Reproduce every entry exactly, without alteration.

────

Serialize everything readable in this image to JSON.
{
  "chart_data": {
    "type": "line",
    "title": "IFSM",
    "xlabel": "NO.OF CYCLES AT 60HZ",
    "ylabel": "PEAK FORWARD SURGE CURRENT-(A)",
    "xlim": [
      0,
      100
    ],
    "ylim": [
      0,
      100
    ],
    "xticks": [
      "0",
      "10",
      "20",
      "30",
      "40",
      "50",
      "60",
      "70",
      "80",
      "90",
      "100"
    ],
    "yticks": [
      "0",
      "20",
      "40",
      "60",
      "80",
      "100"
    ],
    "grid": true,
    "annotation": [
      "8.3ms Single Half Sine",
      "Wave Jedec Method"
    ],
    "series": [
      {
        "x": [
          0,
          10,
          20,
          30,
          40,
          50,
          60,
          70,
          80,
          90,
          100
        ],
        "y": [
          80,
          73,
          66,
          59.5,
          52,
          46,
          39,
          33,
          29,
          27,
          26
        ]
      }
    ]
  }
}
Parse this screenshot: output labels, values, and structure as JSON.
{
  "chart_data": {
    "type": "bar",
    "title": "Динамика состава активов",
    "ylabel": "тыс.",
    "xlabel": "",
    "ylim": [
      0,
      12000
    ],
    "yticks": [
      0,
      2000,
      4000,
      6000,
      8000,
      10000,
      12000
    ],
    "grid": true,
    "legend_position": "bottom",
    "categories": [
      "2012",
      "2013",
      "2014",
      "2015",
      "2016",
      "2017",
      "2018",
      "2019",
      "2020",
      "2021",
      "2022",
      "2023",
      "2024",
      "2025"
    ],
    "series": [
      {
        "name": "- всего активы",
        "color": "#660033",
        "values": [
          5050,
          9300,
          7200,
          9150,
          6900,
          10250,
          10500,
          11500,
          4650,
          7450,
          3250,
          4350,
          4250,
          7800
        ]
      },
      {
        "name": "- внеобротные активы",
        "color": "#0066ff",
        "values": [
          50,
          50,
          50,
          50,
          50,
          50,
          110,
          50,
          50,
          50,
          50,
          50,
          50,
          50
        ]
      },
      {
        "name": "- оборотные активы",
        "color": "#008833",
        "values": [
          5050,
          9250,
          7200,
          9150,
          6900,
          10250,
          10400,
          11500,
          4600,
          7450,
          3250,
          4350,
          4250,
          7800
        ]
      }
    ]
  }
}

────

> **Expected answer**:
Serialize everything readable in this image to JSON.
{
  "chart_data": {
    "type": "line",
    "title": "IFSM",
    "xlabel": "NO.OF CYCLES AT 60HZ",
    "ylabel": "PEAK FORWARD SURGE CURRENT-(A)",
    "xlim": [
      0,
      100
    ],
    "ylim": [
      0,
      100
    ],
    "xticks": [
      "0",
      "10",
      "20",
      "30",
      "40",
      "50",
      "60",
      "70",
      "80",
      "90",
      "100"
    ],
    "yticks": [
      "0",
      "20",
      "40",
      "60",
      "80",
      "100"
    ],
    "grid": true,
    "annotation": [
      "8.3ms Single Half Sine",
      "Wave Jedec Method"
    ],
    "series": [
      {
        "x": [
          0,
          10,
          20,
          30,
          40,
          50,
          60,
          70,
          80,
          90,
          100
        ],
        "y": [
          80,
          73,
          66,
          59.5,
          52,
          46,
          39,
          33,
          29,
          27,
          26
        ]
      }
    ]
  }
}
Parse this screenshot: output labels, values, and structure as JSON.
{
  "chart_data": {
    "type": "bar",
    "title": "Динамика состава активов",
    "ylabel": "тыс.",
    "xlabel": "",
    "ylim": [
      0,
      12000
    ],
    "yticks": [
      0,
      2000,
      4000,
      6000,
      8000,
      10000,
      12000
    ],
    "grid": true,
    "legend_position": "bottom",
    "categories": [
      "2012",
      "2013",
      "2014",
      "2015",
      "2016",
      "2017",
      "2018",
      "2019",
      "2020",
      "2021",
      "2022",
      "2023",
      "2024",
      "2025"
    ],
    "series": [
      {
        "name": "- всего активы",
        "color": "#660033",
        "values": [
          5050,
          9300,
          7200,
          9150,
          6900,
          10250,
          10500,
          11500,
          4650,
          7450,
          3250,
          4350,
          4250,
          7800
        ]
      },
      {
        "name": "- внеобротные активы",
        "color": "#0066ff",
        "values": [
          50,
          50,
          50,
          50,
          50,
          50,
          110,
          50,
          50,
          50,
          50,
          50,
          50,
          50
        ]
      },
      {
        "name": "- оборотные активы",
        "color": "#008833",
        "values": [
          5050,
          9250,
          7200,
          9150,
          6900,
          10250,
          10400,
          11500,
          4600,
          7450,
          3250,
          4350,
          4250,
          7800
        ]
      }
    ]
  }
}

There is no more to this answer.